▶ [BRIEF]
Would it be possible to write out each entry below exactly, without the pictures?

▶ [PROVIDED RECORDS]
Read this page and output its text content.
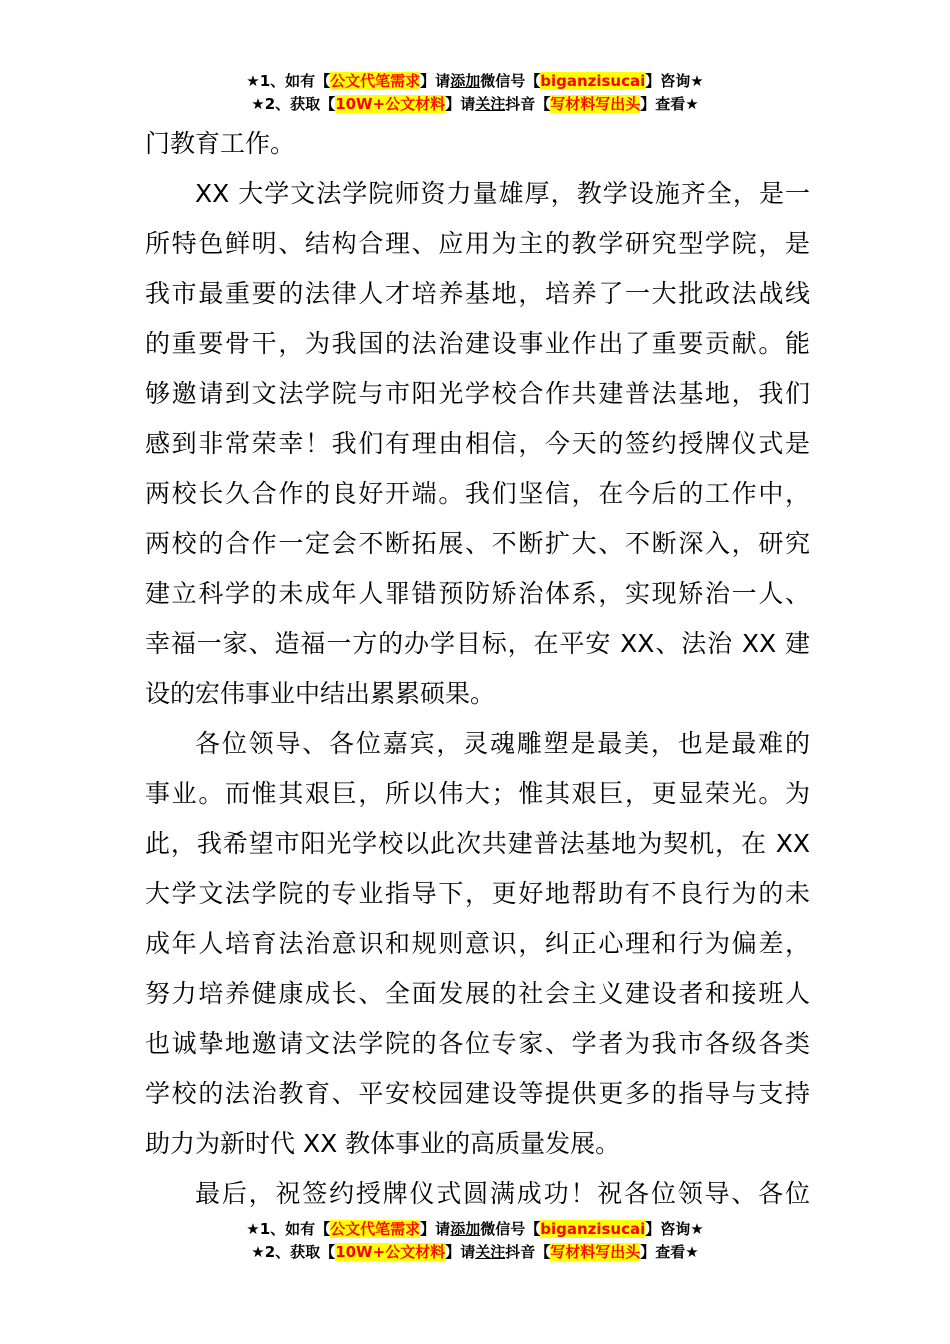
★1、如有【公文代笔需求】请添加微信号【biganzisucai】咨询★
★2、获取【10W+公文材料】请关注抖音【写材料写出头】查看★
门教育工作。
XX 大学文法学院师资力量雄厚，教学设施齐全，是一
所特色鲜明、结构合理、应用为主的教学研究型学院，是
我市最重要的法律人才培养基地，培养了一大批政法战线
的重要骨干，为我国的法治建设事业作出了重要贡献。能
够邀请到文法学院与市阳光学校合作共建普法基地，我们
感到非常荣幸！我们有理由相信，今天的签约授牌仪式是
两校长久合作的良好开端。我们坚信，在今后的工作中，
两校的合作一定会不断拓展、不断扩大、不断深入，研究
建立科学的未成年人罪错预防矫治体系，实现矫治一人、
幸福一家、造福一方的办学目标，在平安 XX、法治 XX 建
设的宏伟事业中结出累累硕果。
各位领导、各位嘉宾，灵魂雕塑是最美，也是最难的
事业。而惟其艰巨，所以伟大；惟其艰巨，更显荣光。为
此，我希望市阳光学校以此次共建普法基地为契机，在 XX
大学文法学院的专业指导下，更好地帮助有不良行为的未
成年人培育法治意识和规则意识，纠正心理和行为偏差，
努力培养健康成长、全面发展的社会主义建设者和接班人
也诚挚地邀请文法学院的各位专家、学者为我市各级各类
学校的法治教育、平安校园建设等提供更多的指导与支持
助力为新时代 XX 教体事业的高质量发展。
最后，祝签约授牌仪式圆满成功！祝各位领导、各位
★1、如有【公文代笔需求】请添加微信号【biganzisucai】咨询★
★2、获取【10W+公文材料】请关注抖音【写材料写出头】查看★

▶ [RESULT OF THIS TASK]
Read this page and output its text content.
★1、如有【公文代笔需求】请添加微信号【biganzisucai】咨询★
★2、获取【10W+公文材料】请关注抖音【写材料写出头】查看★
门教育工作。
XX 大学文法学院师资力量雄厚，教学设施齐全，是一
所特色鲜明、结构合理、应用为主的教学研究型学院，是
我市最重要的法律人才培养基地，培养了一大批政法战线
的重要骨干，为我国的法治建设事业作出了重要贡献。能
够邀请到文法学院与市阳光学校合作共建普法基地，我们
感到非常荣幸！我们有理由相信，今天的签约授牌仪式是
两校长久合作的良好开端。我们坚信，在今后的工作中，
两校的合作一定会不断拓展、不断扩大、不断深入，研究
建立科学的未成年人罪错预防矫治体系，实现矫治一人、
幸福一家、造福一方的办学目标，在平安 XX、法治 XX 建
设的宏伟事业中结出累累硕果。
各位领导、各位嘉宾，灵魂雕塑是最美，也是最难的
事业。而惟其艰巨，所以伟大；惟其艰巨，更显荣光。为
此，我希望市阳光学校以此次共建普法基地为契机，在 XX
大学文法学院的专业指导下，更好地帮助有不良行为的未
成年人培育法治意识和规则意识，纠正心理和行为偏差，
努力培养健康成长、全面发展的社会主义建设者和接班人
也诚挚地邀请文法学院的各位专家、学者为我市各级各类
学校的法治教育、平安校园建设等提供更多的指导与支持
助力为新时代 XX 教体事业的高质量发展。
最后，祝签约授牌仪式圆满成功！祝各位领导、各位
★1、如有【公文代笔需求】请添加微信号【biganzisucai】咨询★
★2、获取【10W+公文材料】请关注抖音【写材料写出头】查看★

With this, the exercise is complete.